* [WORK REQUEST] Omit the images. Reproduce each line of the records exactly as it appears.

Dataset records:
------------
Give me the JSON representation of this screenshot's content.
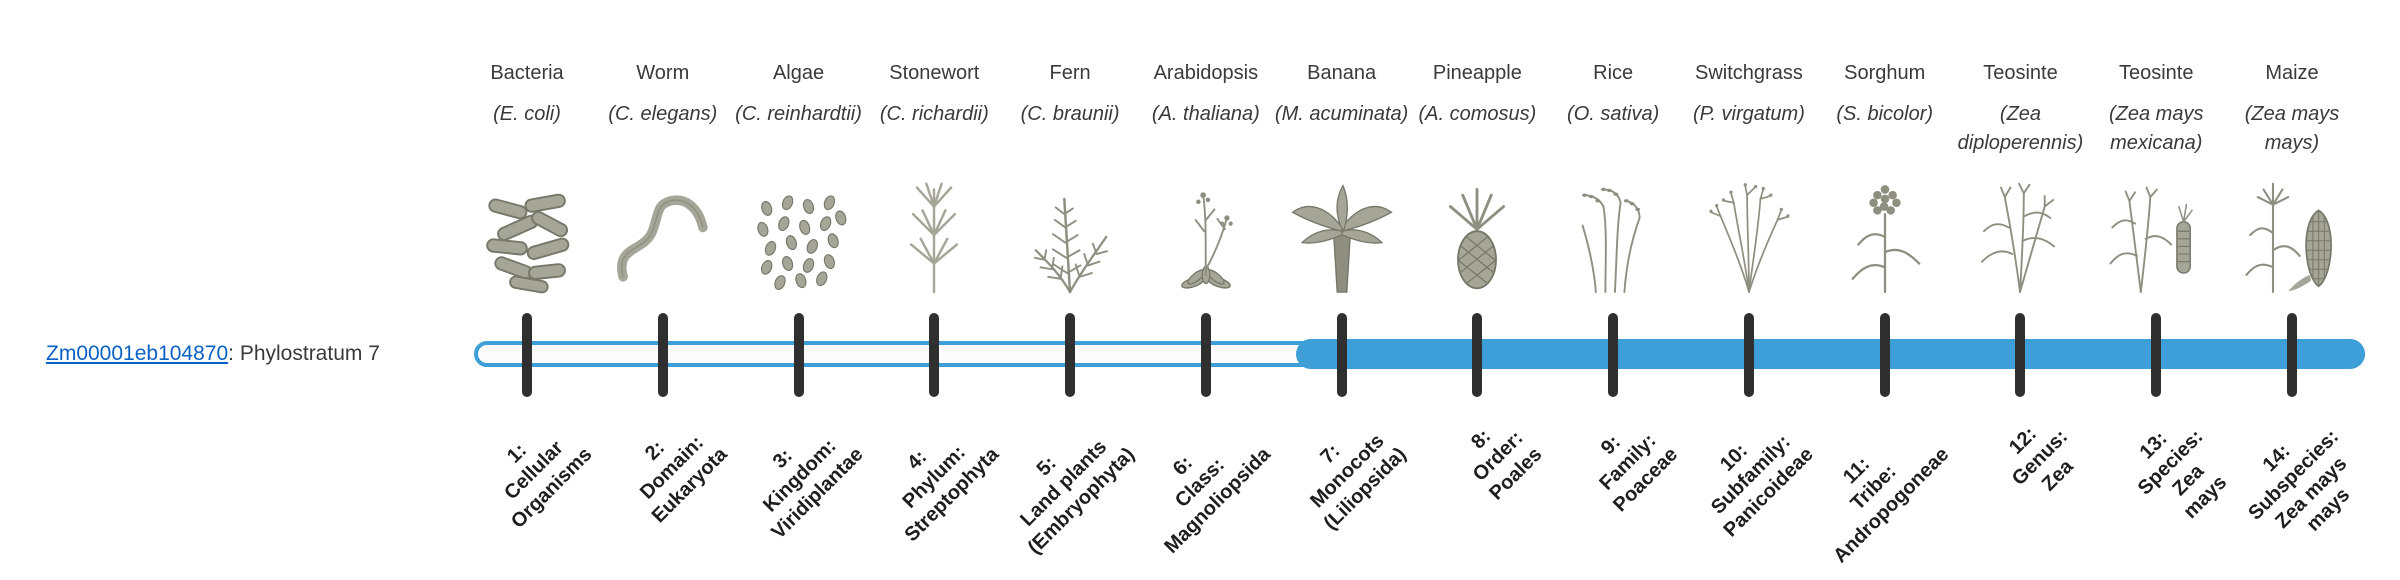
{
  "gene": {
    "id": "Zm00001eb104870",
    "label_suffix": ": Phylostratum 7",
    "link_color": "#0b61c4"
  },
  "timeline": {
    "accent_color": "#3d9ed8",
    "tick_color": "#2f2f2f",
    "total_strata": 14,
    "fill_start_index": 6
  },
  "strata": [
    {
      "index": 1,
      "name": "Bacteria",
      "scientific_name": "(E. coli)",
      "icon": "bacteria-icon",
      "label": "1:\nCellular\nOrganisms",
      "in_filled_range": false
    },
    {
      "index": 2,
      "name": "Worm",
      "scientific_name": "(C. elegans)",
      "icon": "worm-icon",
      "label": "2:\nDomain:\nEukaryota",
      "in_filled_range": false
    },
    {
      "index": 3,
      "name": "Algae",
      "scientific_name": "(C. reinhardtii)",
      "icon": "algae-icon",
      "label": "3:\nKingdom:\nViridiplantae",
      "in_filled_range": false
    },
    {
      "index": 4,
      "name": "Stonewort",
      "scientific_name": "(C. richardii)",
      "icon": "stonewort-icon",
      "label": "4:\nPhylum:\nStreptophyta",
      "in_filled_range": false
    },
    {
      "index": 5,
      "name": "Fern",
      "scientific_name": "(C. braunii)",
      "icon": "fern-icon",
      "label": "5:\nLand plants\n(Embryophyta)",
      "in_filled_range": false
    },
    {
      "index": 6,
      "name": "Arabidopsis",
      "scientific_name": "(A. thaliana)",
      "icon": "arabidopsis-icon",
      "label": "6:\nClass:\nMagnoliopsida",
      "in_filled_range": false
    },
    {
      "index": 7,
      "name": "Banana",
      "scientific_name": "(M. acuminata)",
      "icon": "banana-icon",
      "label": "7:\nMonocots\n(Liliopsida)",
      "in_filled_range": true
    },
    {
      "index": 8,
      "name": "Pineapple",
      "scientific_name": "(A. comosus)",
      "icon": "pineapple-icon",
      "label": "8:\nOrder:\nPoales",
      "in_filled_range": true
    },
    {
      "index": 9,
      "name": "Rice",
      "scientific_name": "(O. sativa)",
      "icon": "rice-icon",
      "label": "9:\nFamily:\nPoaceae",
      "in_filled_range": true
    },
    {
      "index": 10,
      "name": "Switchgrass",
      "scientific_name": "(P. virgatum)",
      "icon": "switchgrass-icon",
      "label": "10:\nSubfamily:\nPanicoideae",
      "in_filled_range": true
    },
    {
      "index": 11,
      "name": "Sorghum",
      "scientific_name": "(S. bicolor)",
      "icon": "sorghum-icon",
      "label": "11:\nTribe:\nAndropogoneae",
      "in_filled_range": true
    },
    {
      "index": 12,
      "name": "Teosinte",
      "scientific_name": "(Zea diploperennis)",
      "icon": "teosinte-icon",
      "label": "12:\nGenus:\nZea",
      "in_filled_range": true
    },
    {
      "index": 13,
      "name": "Teosinte",
      "scientific_name": "(Zea mays mexicana)",
      "icon": "teosinte-ear-icon",
      "label": "13:\nSpecies:\nZea\nmays",
      "in_filled_range": true
    },
    {
      "index": 14,
      "name": "Maize",
      "scientific_name": "(Zea mays mays)",
      "icon": "maize-icon",
      "label": "14:\nSubspecies:\nZea mays\nmays",
      "in_filled_range": true
    }
  ]
}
------------
* [OUTPUT OF THE EXERCISE]
Give me the JSON representation of this screenshot's content.
{
  "gene": {
    "id": "Zm00001eb104870",
    "label_suffix": ": Phylostratum 7",
    "link_color": "#0b61c4"
  },
  "timeline": {
    "accent_color": "#3d9ed8",
    "tick_color": "#2f2f2f",
    "total_strata": 14,
    "fill_start_index": 6
  },
  "strata": [
    {
      "index": 1,
      "name": "Bacteria",
      "scientific_name": "(E. coli)",
      "icon": "bacteria-icon",
      "label": "1:\nCellular\nOrganisms",
      "in_filled_range": false
    },
    {
      "index": 2,
      "name": "Worm",
      "scientific_name": "(C. elegans)",
      "icon": "worm-icon",
      "label": "2:\nDomain:\nEukaryota",
      "in_filled_range": false
    },
    {
      "index": 3,
      "name": "Algae",
      "scientific_name": "(C. reinhardtii)",
      "icon": "algae-icon",
      "label": "3:\nKingdom:\nViridiplantae",
      "in_filled_range": false
    },
    {
      "index": 4,
      "name": "Stonewort",
      "scientific_name": "(C. richardii)",
      "icon": "stonewort-icon",
      "label": "4:\nPhylum:\nStreptophyta",
      "in_filled_range": false
    },
    {
      "index": 5,
      "name": "Fern",
      "scientific_name": "(C. braunii)",
      "icon": "fern-icon",
      "label": "5:\nLand plants\n(Embryophyta)",
      "in_filled_range": false
    },
    {
      "index": 6,
      "name": "Arabidopsis",
      "scientific_name": "(A. thaliana)",
      "icon": "arabidopsis-icon",
      "label": "6:\nClass:\nMagnoliopsida",
      "in_filled_range": false
    },
    {
      "index": 7,
      "name": "Banana",
      "scientific_name": "(M. acuminata)",
      "icon": "banana-icon",
      "label": "7:\nMonocots\n(Liliopsida)",
      "in_filled_range": true
    },
    {
      "index": 8,
      "name": "Pineapple",
      "scientific_name": "(A. comosus)",
      "icon": "pineapple-icon",
      "label": "8:\nOrder:\nPoales",
      "in_filled_range": true
    },
    {
      "index": 9,
      "name": "Rice",
      "scientific_name": "(O. sativa)",
      "icon": "rice-icon",
      "label": "9:\nFamily:\nPoaceae",
      "in_filled_range": true
    },
    {
      "index": 10,
      "name": "Switchgrass",
      "scientific_name": "(P. virgatum)",
      "icon": "switchgrass-icon",
      "label": "10:\nSubfamily:\nPanicoideae",
      "in_filled_range": true
    },
    {
      "index": 11,
      "name": "Sorghum",
      "scientific_name": "(S. bicolor)",
      "icon": "sorghum-icon",
      "label": "11:\nTribe:\nAndropogoneae",
      "in_filled_range": true
    },
    {
      "index": 12,
      "name": "Teosinte",
      "scientific_name": "(Zea diploperennis)",
      "icon": "teosinte-icon",
      "label": "12:\nGenus:\nZea",
      "in_filled_range": true
    },
    {
      "index": 13,
      "name": "Teosinte",
      "scientific_name": "(Zea mays mexicana)",
      "icon": "teosinte-ear-icon",
      "label": "13:\nSpecies:\nZea\nmays",
      "in_filled_range": true
    },
    {
      "index": 14,
      "name": "Maize",
      "scientific_name": "(Zea mays mays)",
      "icon": "maize-icon",
      "label": "14:\nSubspecies:\nZea mays\nmays",
      "in_filled_range": true
    }
  ]
}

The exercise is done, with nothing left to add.